■ Excerpt ■
===
The transfer agent and registrar for our common stock is
Computershare Investor Services LLC.
PLAN OF
DISTRIBUTION
We will set forth in the applicable prospectus supplement a
description of the plan of distribution of the common stock that
may be offered pursuant to this prospectus.
LEGAL
MATTERS
The validity of the common stock offered through this prospectus
will be passed upon for us by Pillsbury Winthrop Shaw Pittman
LLP, San Francisco, California.
EXPERTS
The consolidated financial statements and the related financial
statement schedule as of December 31, 2006 and 2005, and
for each of the three years in the period ended
December 31, 2006 and managements report on the
effectiveness of internal control over financial reporting as of
December 31, 2006 incorporated by reference in this
prospectus have been audited by Deloitte & Touche LLP,
an independent registered public accounting firm, as stated in
their reports (which reports (1) express an unqualified
opinion on the financial statements and include an explanatory
paragraph relating to the Companys adoption of Statement
of Financial Accounting Standard No. 158,
Employers Accounting for Defined Benefit Pension and
Other Postretirement Plans, (2) express an unqualified
opinion on the financial statement schedule, (3) express an
unqualified opinion on managements assessment regarding
the effectiveness of internal control over financial reporting,
and (4) express an unqualified opinion on the effectiveness
of internal control over financial reporting) and have been so
included in reliance upon the reports of such firm given upon
their authority as experts in accounting and auditing.
===
■ Data excerpts ■
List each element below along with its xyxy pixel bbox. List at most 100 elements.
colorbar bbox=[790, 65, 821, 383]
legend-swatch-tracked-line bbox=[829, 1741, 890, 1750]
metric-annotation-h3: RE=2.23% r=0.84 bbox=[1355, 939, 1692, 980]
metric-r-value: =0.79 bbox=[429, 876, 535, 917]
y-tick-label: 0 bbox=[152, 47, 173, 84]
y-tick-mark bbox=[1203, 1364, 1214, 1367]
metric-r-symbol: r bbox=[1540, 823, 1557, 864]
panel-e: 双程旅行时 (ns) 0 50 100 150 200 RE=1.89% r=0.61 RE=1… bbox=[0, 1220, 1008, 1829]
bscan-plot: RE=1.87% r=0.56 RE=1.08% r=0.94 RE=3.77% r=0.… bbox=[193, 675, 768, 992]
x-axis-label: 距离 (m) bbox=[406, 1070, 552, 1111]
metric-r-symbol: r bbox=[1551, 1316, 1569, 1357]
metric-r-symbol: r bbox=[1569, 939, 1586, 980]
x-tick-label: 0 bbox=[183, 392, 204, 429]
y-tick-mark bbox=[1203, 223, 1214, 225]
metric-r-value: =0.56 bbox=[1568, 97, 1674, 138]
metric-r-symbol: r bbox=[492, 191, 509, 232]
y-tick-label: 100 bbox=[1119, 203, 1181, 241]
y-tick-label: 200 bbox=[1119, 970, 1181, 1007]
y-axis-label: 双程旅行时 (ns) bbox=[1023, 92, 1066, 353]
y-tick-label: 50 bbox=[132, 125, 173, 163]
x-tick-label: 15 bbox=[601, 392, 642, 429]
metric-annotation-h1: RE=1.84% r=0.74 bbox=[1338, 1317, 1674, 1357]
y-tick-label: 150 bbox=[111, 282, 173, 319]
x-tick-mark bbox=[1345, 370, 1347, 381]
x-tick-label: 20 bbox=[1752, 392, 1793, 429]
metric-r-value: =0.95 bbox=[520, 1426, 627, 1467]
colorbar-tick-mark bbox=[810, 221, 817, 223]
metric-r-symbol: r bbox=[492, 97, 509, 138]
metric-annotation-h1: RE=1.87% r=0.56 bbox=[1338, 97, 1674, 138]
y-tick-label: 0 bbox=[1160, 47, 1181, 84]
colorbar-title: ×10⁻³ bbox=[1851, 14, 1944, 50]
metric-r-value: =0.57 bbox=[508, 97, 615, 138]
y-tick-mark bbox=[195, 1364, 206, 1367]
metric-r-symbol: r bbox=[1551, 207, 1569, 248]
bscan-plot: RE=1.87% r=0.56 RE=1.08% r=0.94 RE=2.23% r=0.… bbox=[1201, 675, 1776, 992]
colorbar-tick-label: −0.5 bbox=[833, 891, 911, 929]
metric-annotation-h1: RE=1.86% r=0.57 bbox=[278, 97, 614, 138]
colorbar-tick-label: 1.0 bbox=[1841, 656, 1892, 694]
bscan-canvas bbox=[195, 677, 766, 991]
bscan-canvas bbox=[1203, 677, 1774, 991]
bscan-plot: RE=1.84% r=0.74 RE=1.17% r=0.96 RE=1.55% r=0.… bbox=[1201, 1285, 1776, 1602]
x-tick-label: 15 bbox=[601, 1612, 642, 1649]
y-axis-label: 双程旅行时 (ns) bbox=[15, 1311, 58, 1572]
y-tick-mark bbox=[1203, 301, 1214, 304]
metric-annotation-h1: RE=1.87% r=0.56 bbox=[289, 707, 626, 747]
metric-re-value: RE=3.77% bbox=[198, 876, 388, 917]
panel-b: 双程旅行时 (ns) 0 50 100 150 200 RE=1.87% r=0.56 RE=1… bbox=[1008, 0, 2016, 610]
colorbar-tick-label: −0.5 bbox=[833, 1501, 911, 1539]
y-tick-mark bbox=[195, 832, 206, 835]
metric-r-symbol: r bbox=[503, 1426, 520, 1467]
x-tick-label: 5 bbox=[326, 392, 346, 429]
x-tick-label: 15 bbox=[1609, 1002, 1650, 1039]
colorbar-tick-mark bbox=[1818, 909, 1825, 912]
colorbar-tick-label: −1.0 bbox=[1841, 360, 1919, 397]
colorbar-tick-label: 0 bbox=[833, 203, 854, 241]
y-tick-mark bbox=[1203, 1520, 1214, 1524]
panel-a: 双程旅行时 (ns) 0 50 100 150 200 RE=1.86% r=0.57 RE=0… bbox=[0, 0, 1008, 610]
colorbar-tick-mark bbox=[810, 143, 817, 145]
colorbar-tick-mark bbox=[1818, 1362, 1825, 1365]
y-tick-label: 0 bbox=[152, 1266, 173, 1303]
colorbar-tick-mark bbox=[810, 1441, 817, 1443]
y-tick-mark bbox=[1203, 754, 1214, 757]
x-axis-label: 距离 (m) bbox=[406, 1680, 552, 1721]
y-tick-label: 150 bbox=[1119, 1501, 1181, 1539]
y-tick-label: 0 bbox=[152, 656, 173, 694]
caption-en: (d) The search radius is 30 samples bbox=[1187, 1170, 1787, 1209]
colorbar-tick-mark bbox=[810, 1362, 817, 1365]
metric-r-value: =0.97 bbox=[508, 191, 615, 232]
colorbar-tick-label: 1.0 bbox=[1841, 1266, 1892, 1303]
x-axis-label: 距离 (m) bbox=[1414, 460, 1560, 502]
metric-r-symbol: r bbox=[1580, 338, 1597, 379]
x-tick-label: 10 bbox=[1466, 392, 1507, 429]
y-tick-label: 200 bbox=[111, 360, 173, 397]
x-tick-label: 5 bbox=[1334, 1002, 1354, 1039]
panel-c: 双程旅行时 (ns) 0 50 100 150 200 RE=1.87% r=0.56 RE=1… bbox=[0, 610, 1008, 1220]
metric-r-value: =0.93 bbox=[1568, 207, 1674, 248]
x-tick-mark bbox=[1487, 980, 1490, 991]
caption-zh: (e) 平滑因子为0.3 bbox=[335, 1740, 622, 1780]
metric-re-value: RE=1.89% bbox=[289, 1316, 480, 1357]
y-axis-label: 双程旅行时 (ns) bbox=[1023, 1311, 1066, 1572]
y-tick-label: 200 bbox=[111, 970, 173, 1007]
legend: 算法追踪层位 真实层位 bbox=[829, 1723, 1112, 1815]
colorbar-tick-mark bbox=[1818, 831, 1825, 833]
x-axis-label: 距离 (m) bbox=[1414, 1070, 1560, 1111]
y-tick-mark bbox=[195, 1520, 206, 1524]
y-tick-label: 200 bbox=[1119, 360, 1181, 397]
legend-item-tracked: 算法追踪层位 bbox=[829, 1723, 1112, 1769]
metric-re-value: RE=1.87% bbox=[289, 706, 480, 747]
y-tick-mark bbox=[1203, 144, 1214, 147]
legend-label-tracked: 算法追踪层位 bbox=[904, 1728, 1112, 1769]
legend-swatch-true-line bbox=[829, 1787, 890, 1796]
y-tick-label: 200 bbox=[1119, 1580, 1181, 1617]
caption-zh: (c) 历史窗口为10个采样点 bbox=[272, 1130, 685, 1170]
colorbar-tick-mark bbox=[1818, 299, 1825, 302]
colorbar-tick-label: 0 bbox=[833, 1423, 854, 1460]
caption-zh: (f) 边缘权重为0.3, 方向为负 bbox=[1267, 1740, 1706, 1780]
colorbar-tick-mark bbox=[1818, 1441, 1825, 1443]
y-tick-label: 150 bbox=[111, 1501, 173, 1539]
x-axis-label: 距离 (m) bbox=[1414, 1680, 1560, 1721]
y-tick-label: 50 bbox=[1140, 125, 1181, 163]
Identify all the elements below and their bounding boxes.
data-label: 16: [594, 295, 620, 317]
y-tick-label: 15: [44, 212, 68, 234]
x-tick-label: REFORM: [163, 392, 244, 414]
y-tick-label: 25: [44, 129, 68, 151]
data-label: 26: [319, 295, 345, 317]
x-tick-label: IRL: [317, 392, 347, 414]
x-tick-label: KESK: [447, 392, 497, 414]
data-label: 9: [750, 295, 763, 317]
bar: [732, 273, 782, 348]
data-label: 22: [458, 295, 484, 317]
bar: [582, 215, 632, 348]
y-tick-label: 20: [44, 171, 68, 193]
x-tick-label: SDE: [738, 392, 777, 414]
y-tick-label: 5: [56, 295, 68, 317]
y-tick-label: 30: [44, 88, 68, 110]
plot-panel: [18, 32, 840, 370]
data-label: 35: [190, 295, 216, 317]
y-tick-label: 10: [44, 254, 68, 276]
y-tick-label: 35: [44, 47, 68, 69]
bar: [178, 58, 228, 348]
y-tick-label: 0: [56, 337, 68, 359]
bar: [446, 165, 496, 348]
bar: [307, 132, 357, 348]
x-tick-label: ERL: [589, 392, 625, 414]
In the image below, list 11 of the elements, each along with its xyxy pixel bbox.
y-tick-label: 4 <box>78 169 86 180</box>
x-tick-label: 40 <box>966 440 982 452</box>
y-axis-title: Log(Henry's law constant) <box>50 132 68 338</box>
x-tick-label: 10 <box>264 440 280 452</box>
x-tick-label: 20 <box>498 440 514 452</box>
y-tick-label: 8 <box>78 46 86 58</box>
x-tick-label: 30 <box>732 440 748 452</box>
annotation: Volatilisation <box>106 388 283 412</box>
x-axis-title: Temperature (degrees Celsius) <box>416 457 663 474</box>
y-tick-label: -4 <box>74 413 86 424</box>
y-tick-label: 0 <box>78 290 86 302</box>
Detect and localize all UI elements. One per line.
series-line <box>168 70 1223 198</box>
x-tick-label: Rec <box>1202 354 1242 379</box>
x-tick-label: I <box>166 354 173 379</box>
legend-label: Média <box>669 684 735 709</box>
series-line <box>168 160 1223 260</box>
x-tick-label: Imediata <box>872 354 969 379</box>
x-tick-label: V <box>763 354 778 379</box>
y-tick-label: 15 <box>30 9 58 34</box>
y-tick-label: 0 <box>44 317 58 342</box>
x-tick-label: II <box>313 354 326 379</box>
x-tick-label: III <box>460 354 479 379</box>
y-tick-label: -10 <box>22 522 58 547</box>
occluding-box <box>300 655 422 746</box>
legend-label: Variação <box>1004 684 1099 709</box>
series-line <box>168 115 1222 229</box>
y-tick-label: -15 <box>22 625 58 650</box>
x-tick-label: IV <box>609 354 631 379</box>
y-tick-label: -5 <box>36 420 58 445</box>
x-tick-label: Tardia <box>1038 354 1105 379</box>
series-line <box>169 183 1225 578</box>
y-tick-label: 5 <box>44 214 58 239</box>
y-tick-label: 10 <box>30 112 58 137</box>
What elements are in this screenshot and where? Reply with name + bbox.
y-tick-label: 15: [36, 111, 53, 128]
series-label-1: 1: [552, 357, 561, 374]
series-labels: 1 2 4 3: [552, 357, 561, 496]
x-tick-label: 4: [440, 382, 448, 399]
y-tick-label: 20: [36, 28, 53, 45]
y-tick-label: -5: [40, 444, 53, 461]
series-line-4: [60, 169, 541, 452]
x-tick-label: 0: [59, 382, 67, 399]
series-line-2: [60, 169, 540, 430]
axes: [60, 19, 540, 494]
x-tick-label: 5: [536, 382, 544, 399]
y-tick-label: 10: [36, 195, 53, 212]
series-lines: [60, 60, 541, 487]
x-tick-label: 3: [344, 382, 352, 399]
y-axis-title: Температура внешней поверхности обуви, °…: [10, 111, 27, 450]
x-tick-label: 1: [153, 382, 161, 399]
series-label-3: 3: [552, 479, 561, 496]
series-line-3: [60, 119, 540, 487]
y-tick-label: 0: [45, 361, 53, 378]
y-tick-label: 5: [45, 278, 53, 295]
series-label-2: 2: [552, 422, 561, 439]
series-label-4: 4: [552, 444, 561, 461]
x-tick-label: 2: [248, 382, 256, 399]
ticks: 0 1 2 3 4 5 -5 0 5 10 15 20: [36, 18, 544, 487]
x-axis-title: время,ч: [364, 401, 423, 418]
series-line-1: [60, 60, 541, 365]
===
■ Exercise aim ■
Reproduce the prospectus excerpt word for word from "The transfer agent" to "San Francisco, California.". Rely only on the prospectus excerpt, not on the data.

■ Answer area ■
The transfer agent and registrar for our common stock is
Computershare Investor Services LLC.
PLAN OF
DISTRIBUTION
We will set forth in the applicable prospectus supplement a
description of the plan of distribution of the common stock that
may be offered pursuant to this prospectus.
LEGAL
MATTERS
The validity of the common stock offered through this prospectus
will be passed upon for us by Pillsbury Winthrop Shaw Pittman
LLP, San Francisco, California.